■ **Given request**
List all the lines in these records that hold "this".

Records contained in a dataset
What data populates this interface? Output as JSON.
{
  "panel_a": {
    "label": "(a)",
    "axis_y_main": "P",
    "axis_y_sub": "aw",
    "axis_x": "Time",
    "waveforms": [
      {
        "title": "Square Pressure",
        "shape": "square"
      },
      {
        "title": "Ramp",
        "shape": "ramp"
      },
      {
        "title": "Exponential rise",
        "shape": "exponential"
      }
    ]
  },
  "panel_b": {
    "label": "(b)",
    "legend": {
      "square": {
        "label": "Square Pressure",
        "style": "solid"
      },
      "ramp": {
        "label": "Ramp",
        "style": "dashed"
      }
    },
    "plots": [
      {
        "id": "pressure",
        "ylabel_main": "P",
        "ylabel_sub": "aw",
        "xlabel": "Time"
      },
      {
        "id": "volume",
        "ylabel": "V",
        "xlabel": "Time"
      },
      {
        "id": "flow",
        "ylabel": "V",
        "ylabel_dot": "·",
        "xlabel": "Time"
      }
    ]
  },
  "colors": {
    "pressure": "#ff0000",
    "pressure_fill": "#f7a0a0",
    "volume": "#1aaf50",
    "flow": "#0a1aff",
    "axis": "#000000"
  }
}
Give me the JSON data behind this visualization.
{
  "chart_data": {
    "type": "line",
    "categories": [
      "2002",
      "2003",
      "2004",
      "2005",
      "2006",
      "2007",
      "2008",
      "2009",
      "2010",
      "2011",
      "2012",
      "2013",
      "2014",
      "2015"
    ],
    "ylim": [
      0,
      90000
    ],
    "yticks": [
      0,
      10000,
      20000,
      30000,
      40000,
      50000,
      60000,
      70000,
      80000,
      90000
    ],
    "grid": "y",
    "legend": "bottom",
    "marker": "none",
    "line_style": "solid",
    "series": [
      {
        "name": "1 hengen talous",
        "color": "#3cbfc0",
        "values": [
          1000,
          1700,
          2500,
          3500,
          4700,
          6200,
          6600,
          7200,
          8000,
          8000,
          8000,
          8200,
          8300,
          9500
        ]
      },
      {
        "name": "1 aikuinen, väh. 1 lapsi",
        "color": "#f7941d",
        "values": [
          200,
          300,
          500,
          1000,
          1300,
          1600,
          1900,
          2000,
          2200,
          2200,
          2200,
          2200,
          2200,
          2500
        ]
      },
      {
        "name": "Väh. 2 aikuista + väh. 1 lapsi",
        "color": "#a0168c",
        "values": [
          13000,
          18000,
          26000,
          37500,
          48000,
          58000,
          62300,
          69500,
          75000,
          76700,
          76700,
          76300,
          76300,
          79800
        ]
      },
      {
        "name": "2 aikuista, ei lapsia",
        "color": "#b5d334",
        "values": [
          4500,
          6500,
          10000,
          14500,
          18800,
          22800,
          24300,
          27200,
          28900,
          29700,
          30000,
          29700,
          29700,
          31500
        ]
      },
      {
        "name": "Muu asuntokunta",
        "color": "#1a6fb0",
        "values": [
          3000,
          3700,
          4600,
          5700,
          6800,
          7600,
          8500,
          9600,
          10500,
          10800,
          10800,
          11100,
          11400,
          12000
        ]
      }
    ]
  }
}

■ **Output below**
What data populates this interface? Output as JSON.
Give me the JSON data behind this visualization.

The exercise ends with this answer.